:: Entries shown ::
((
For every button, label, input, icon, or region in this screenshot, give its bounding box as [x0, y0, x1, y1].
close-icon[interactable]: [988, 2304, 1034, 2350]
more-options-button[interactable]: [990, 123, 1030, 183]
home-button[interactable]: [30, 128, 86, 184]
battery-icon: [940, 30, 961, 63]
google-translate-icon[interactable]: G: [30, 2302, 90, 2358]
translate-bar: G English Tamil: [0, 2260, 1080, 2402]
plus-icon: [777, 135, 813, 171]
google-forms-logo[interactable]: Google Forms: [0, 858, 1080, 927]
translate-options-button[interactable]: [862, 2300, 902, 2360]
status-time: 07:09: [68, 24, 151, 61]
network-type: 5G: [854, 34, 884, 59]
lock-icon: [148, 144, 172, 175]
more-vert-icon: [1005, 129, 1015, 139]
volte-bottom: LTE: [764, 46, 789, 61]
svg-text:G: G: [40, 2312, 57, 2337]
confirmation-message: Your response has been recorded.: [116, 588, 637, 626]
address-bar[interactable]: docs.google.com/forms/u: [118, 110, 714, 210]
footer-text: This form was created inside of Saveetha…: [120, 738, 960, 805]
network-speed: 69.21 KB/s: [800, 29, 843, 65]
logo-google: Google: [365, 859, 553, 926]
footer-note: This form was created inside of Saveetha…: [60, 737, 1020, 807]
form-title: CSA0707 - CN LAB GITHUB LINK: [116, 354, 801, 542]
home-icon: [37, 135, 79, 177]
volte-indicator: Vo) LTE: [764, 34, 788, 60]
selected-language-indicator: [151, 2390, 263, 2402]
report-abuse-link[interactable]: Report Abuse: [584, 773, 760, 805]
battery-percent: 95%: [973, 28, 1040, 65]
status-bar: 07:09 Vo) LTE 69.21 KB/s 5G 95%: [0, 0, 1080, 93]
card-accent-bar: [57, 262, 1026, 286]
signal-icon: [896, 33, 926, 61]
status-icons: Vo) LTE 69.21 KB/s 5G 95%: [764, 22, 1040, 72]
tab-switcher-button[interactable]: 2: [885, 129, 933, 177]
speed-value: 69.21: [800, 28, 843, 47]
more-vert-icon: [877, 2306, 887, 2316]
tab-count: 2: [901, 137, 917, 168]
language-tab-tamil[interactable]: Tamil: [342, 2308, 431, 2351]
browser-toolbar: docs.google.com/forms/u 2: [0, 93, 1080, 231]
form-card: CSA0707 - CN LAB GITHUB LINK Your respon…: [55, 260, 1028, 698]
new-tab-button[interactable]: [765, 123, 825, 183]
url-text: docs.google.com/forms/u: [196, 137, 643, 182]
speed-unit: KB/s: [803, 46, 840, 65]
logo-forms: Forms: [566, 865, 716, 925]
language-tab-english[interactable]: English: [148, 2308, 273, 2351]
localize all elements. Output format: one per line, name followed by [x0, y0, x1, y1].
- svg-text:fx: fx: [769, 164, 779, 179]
))
:: What needs to be done ::
Update all the rows above by replacing "Report Abuse" with "Flag Content" wherever it occurs, and leave everything else unchanged.

:: Solution ::
For every button, label, input, icon, or region in this screenshot, give its bounding box as [x0, y0, x1, y1].
close-icon[interactable]: [988, 2304, 1034, 2350]
more-options-button[interactable]: [990, 123, 1030, 183]
home-button[interactable]: [30, 128, 86, 184]
battery-icon: [940, 30, 961, 63]
google-translate-icon[interactable]: G: [30, 2302, 90, 2358]
translate-bar: G English Tamil: [0, 2260, 1080, 2402]
plus-icon: [777, 135, 813, 171]
google-forms-logo[interactable]: Google Forms: [0, 858, 1080, 927]
translate-options-button[interactable]: [862, 2300, 902, 2360]
status-time: 07:09: [68, 24, 151, 61]
network-type: 5G: [854, 34, 884, 59]
lock-icon: [148, 144, 172, 175]
more-vert-icon: [1005, 129, 1015, 139]
volte-bottom: LTE: [764, 46, 789, 61]
svg-text:G: G: [40, 2312, 57, 2337]
confirmation-message: Your response has been recorded.: [116, 588, 637, 626]
address-bar[interactable]: docs.google.com/forms/u: [118, 110, 714, 210]
footer-text: This form was created inside of Saveetha…: [120, 738, 960, 805]
network-speed: 69.21 KB/s: [800, 29, 843, 65]
logo-google: Google: [365, 859, 553, 926]
footer-note: This form was created inside of Saveetha…: [60, 737, 1020, 807]
form-title: CSA0707 - CN LAB GITHUB LINK: [116, 354, 801, 542]
home-icon: [37, 135, 79, 177]
volte-indicator: Vo) LTE: [764, 34, 788, 60]
selected-language-indicator: [151, 2390, 263, 2402]
report-abuse-link[interactable]: Flag Content: [584, 773, 760, 805]
battery-percent: 95%: [973, 28, 1040, 65]
status-bar: 07:09 Vo) LTE 69.21 KB/s 5G 95%: [0, 0, 1080, 93]
card-accent-bar: [57, 262, 1026, 286]
signal-icon: [896, 33, 926, 61]
status-icons: Vo) LTE 69.21 KB/s 5G 95%: [764, 22, 1040, 72]
tab-switcher-button[interactable]: 2: [885, 129, 933, 177]
speed-value: 69.21: [800, 28, 843, 47]
more-vert-icon: [877, 2306, 887, 2316]
tab-count: 2: [901, 137, 917, 168]
language-tab-tamil[interactable]: Tamil: [342, 2308, 431, 2351]
browser-toolbar: docs.google.com/forms/u 2: [0, 93, 1080, 231]
form-card: CSA0707 - CN LAB GITHUB LINK Your respon…: [55, 260, 1028, 698]
new-tab-button[interactable]: [765, 123, 825, 183]
url-text: docs.google.com/forms/u: [196, 137, 643, 182]
speed-unit: KB/s: [803, 46, 840, 65]
logo-forms: Forms: [566, 865, 716, 925]
language-tab-english[interactable]: English: [148, 2308, 273, 2351]
localize all elements. Output format: one per line, name followed by [x0, y0, x1, y1].
- svg-text:fx: fx: [769, 164, 779, 179]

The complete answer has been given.